TASK -> What you return should match every record exactly, with the images removed.

THE RECORDS ->

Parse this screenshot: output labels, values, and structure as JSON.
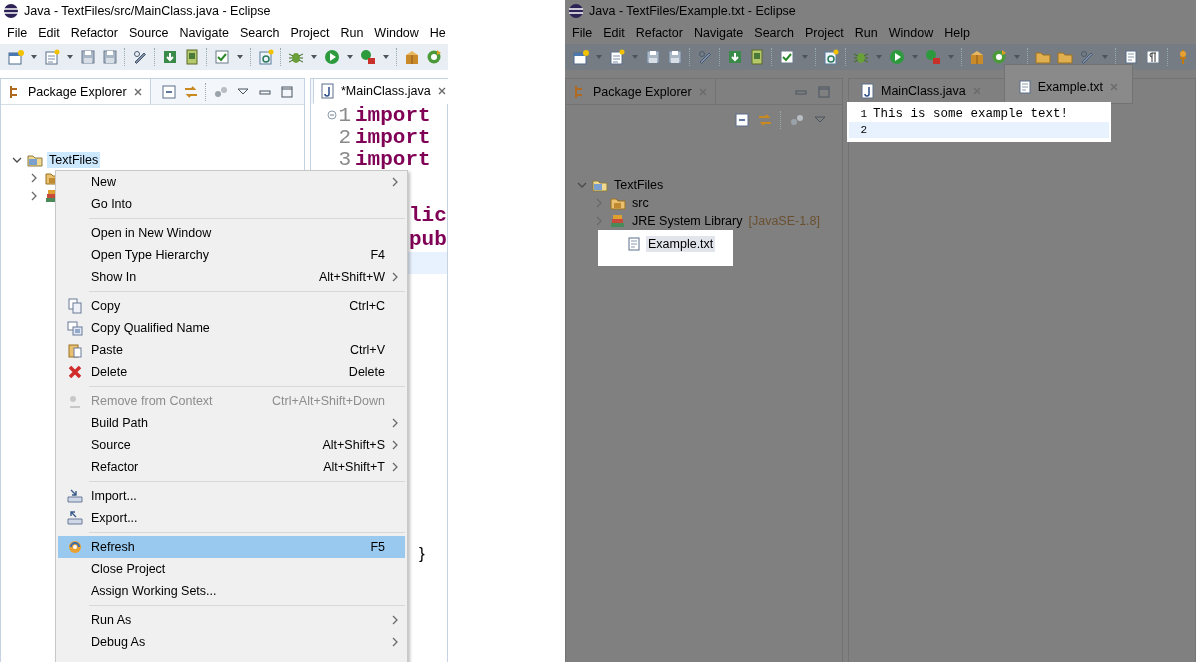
{
  "windows": [
    {
      "title": "Java - TextFiles/src/MainClass.java - Eclipse",
      "dimmed": false,
      "menu": [
        "File",
        "Edit",
        "Refactor",
        "Source",
        "Navigate",
        "Search",
        "Project",
        "Run",
        "Window",
        "He"
      ],
      "explorer": {
        "tab": "Package Explorer",
        "tree": [
          {
            "label": "TextFiles",
            "kind": "project",
            "expanded": true,
            "selected": true,
            "highlighted": false,
            "children": [
              {
                "kind": "package-folder",
                "expanded": false
              },
              {
                "kind": "library",
                "expanded": false
              }
            ]
          }
        ]
      },
      "editor": {
        "highlighted": false,
        "tabs": [
          {
            "label": "*MainClass.java",
            "kind": "java",
            "selected": true,
            "highlighted": false
          }
        ],
        "lines": [
          {
            "number": "1",
            "text": "import",
            "foldable": true
          },
          {
            "number": "2",
            "text": "import"
          },
          {
            "number": "3",
            "text": "import"
          },
          {
            "text": "lic"
          },
          {
            "text": "pub"
          },
          {
            "current": true
          }
        ],
        "closing": "}"
      },
      "context_menu": {
        "items": [
          {
            "kind": "plain",
            "label": "New",
            "submenu": true,
            "disabled": false,
            "selected": false
          },
          {
            "kind": "plain",
            "label": "Go Into",
            "submenu": false,
            "disabled": false,
            "selected": false
          },
          {
            "kind": "separator"
          },
          {
            "kind": "plain",
            "label": "Open in New Window",
            "submenu": false,
            "disabled": false,
            "selected": false
          },
          {
            "kind": "plain",
            "label": "Open Type Hierarchy",
            "shortcut": "F4",
            "submenu": false,
            "disabled": false,
            "selected": false
          },
          {
            "kind": "plain",
            "label": "Show In",
            "shortcut": "Alt+Shift+W",
            "submenu": true,
            "disabled": false,
            "selected": false
          },
          {
            "kind": "separator"
          },
          {
            "kind": "copy",
            "label": "Copy",
            "shortcut": "Ctrl+C",
            "submenu": false,
            "disabled": false,
            "selected": false
          },
          {
            "kind": "copy-name",
            "label": "Copy Qualified Name",
            "submenu": false,
            "disabled": false,
            "selected": false
          },
          {
            "kind": "paste",
            "label": "Paste",
            "shortcut": "Ctrl+V",
            "submenu": false,
            "disabled": false,
            "selected": false
          },
          {
            "kind": "delete",
            "label": "Delete",
            "shortcut": "Delete",
            "submenu": false,
            "disabled": false,
            "selected": false
          },
          {
            "kind": "separator"
          },
          {
            "kind": "remove",
            "label": "Remove from Context",
            "shortcut": "Ctrl+Alt+Shift+Down",
            "submenu": false,
            "disabled": true,
            "selected": false
          },
          {
            "kind": "plain",
            "label": "Build Path",
            "submenu": true,
            "disabled": false,
            "selected": false
          },
          {
            "kind": "plain",
            "label": "Source",
            "shortcut": "Alt+Shift+S",
            "submenu": true,
            "disabled": false,
            "selected": false
          },
          {
            "kind": "plain",
            "label": "Refactor",
            "shortcut": "Alt+Shift+T",
            "submenu": true,
            "disabled": false,
            "selected": false
          },
          {
            "kind": "separator"
          },
          {
            "kind": "import",
            "label": "Import...",
            "submenu": false,
            "disabled": false,
            "selected": false
          },
          {
            "kind": "export",
            "label": "Export...",
            "submenu": false,
            "disabled": false,
            "selected": false
          },
          {
            "kind": "separator"
          },
          {
            "kind": "refresh",
            "label": "Refresh",
            "shortcut": "F5",
            "submenu": false,
            "disabled": false,
            "selected": true
          },
          {
            "kind": "plain",
            "label": "Close Project",
            "submenu": false,
            "disabled": false,
            "selected": false
          },
          {
            "kind": "plain",
            "label": "Assign Working Sets...",
            "submenu": false,
            "disabled": false,
            "selected": false
          },
          {
            "kind": "separator"
          },
          {
            "kind": "plain",
            "label": "Run As",
            "submenu": true,
            "disabled": false,
            "selected": false
          },
          {
            "kind": "plain",
            "label": "Debug As",
            "submenu": true,
            "disabled": false,
            "selected": false
          }
        ]
      }
    },
    {
      "title": "Java - TextFiles/Example.txt - Eclipse",
      "dimmed": true,
      "menu": [
        "File",
        "Edit",
        "Refactor",
        "Navigate",
        "Search",
        "Project",
        "Run",
        "Window",
        "Help"
      ],
      "explorer": {
        "tab": "Package Explorer",
        "tree": [
          {
            "label": "TextFiles",
            "kind": "project",
            "expanded": true,
            "selected": false,
            "highlighted": false,
            "children": [
              {
                "label": "src",
                "kind": "package-folder",
                "expanded": false,
                "selected": false,
                "highlighted": false
              },
              {
                "label": "JRE System Library",
                "decoration": "[JavaSE-1.8]",
                "kind": "library",
                "expanded": false,
                "selected": false,
                "highlighted": false
              },
              {
                "label": "Example.txt",
                "kind": "text-file",
                "selected": true,
                "highlighted": true
              }
            ]
          }
        ]
      },
      "editor": {
        "highlighted": true,
        "tabs": [
          {
            "label": "MainClass.java",
            "kind": "java",
            "selected": false,
            "highlighted": false
          },
          {
            "label": "Example.txt",
            "kind": "text",
            "selected": true,
            "highlighted": true
          }
        ],
        "lines": [
          {
            "number": "1",
            "text": "This is some example text!"
          },
          {
            "number": "2",
            "current": true
          }
        ]
      }
    }
  ]
}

COMPLETED EXERCISE ->
Parse this screenshot: output labels, values, and structure as JSON.
{
  "windows": [
    {
      "title": "Java - TextFiles/src/MainClass.java - Eclipse",
      "dimmed": false,
      "menu": [
        "File",
        "Edit",
        "Refactor",
        "Source",
        "Navigate",
        "Search",
        "Project",
        "Run",
        "Window",
        "He"
      ],
      "explorer": {
        "tab": "Package Explorer",
        "tree": [
          {
            "label": "TextFiles",
            "kind": "project",
            "expanded": true,
            "selected": true,
            "highlighted": false,
            "children": [
              {
                "kind": "package-folder",
                "expanded": false
              },
              {
                "kind": "library",
                "expanded": false
              }
            ]
          }
        ]
      },
      "editor": {
        "highlighted": false,
        "tabs": [
          {
            "label": "*MainClass.java",
            "kind": "java",
            "selected": true,
            "highlighted": false
          }
        ],
        "lines": [
          {
            "number": "1",
            "text": "import",
            "foldable": true
          },
          {
            "number": "2",
            "text": "import"
          },
          {
            "number": "3",
            "text": "import"
          },
          {
            "text": "lic"
          },
          {
            "text": "pub"
          },
          {
            "current": true
          }
        ],
        "closing": "}"
      },
      "context_menu": {
        "items": [
          {
            "kind": "plain",
            "label": "New",
            "submenu": true,
            "disabled": false,
            "selected": false
          },
          {
            "kind": "plain",
            "label": "Go Into",
            "submenu": false,
            "disabled": false,
            "selected": false
          },
          {
            "kind": "separator"
          },
          {
            "kind": "plain",
            "label": "Open in New Window",
            "submenu": false,
            "disabled": false,
            "selected": false
          },
          {
            "kind": "plain",
            "label": "Open Type Hierarchy",
            "shortcut": "F4",
            "submenu": false,
            "disabled": false,
            "selected": false
          },
          {
            "kind": "plain",
            "label": "Show In",
            "shortcut": "Alt+Shift+W",
            "submenu": true,
            "disabled": false,
            "selected": false
          },
          {
            "kind": "separator"
          },
          {
            "kind": "copy",
            "label": "Copy",
            "shortcut": "Ctrl+C",
            "submenu": false,
            "disabled": false,
            "selected": false
          },
          {
            "kind": "copy-name",
            "label": "Copy Qualified Name",
            "submenu": false,
            "disabled": false,
            "selected": false
          },
          {
            "kind": "paste",
            "label": "Paste",
            "shortcut": "Ctrl+V",
            "submenu": false,
            "disabled": false,
            "selected": false
          },
          {
            "kind": "delete",
            "label": "Delete",
            "shortcut": "Delete",
            "submenu": false,
            "disabled": false,
            "selected": false
          },
          {
            "kind": "separator"
          },
          {
            "kind": "remove",
            "label": "Remove from Context",
            "shortcut": "Ctrl+Alt+Shift+Down",
            "submenu": false,
            "disabled": true,
            "selected": false
          },
          {
            "kind": "plain",
            "label": "Build Path",
            "submenu": true,
            "disabled": false,
            "selected": false
          },
          {
            "kind": "plain",
            "label": "Source",
            "shortcut": "Alt+Shift+S",
            "submenu": true,
            "disabled": false,
            "selected": false
          },
          {
            "kind": "plain",
            "label": "Refactor",
            "shortcut": "Alt+Shift+T",
            "submenu": true,
            "disabled": false,
            "selected": false
          },
          {
            "kind": "separator"
          },
          {
            "kind": "import",
            "label": "Import...",
            "submenu": false,
            "disabled": false,
            "selected": false
          },
          {
            "kind": "export",
            "label": "Export...",
            "submenu": false,
            "disabled": false,
            "selected": false
          },
          {
            "kind": "separator"
          },
          {
            "kind": "refresh",
            "label": "Refresh",
            "shortcut": "F5",
            "submenu": false,
            "disabled": false,
            "selected": true
          },
          {
            "kind": "plain",
            "label": "Close Project",
            "submenu": false,
            "disabled": false,
            "selected": false
          },
          {
            "kind": "plain",
            "label": "Assign Working Sets...",
            "submenu": false,
            "disabled": false,
            "selected": false
          },
          {
            "kind": "separator"
          },
          {
            "kind": "plain",
            "label": "Run As",
            "submenu": true,
            "disabled": false,
            "selected": false
          },
          {
            "kind": "plain",
            "label": "Debug As",
            "submenu": true,
            "disabled": false,
            "selected": false
          }
        ]
      }
    },
    {
      "title": "Java - TextFiles/Example.txt - Eclipse",
      "dimmed": true,
      "menu": [
        "File",
        "Edit",
        "Refactor",
        "Navigate",
        "Search",
        "Project",
        "Run",
        "Window",
        "Help"
      ],
      "explorer": {
        "tab": "Package Explorer",
        "tree": [
          {
            "label": "TextFiles",
            "kind": "project",
            "expanded": true,
            "selected": false,
            "highlighted": false,
            "children": [
              {
                "label": "src",
                "kind": "package-folder",
                "expanded": false,
                "selected": false,
                "highlighted": false
              },
              {
                "label": "JRE System Library",
                "decoration": "[JavaSE-1.8]",
                "kind": "library",
                "expanded": false,
                "selected": false,
                "highlighted": false
              },
              {
                "label": "Example.txt",
                "kind": "text-file",
                "selected": true,
                "highlighted": true
              }
            ]
          }
        ]
      },
      "editor": {
        "highlighted": true,
        "tabs": [
          {
            "label": "MainClass.java",
            "kind": "java",
            "selected": false,
            "highlighted": false
          },
          {
            "label": "Example.txt",
            "kind": "text",
            "selected": true,
            "highlighted": true
          }
        ],
        "lines": [
          {
            "number": "1",
            "text": "This is some example text!"
          },
          {
            "number": "2",
            "current": true
          }
        ]
      }
    }
  ]
}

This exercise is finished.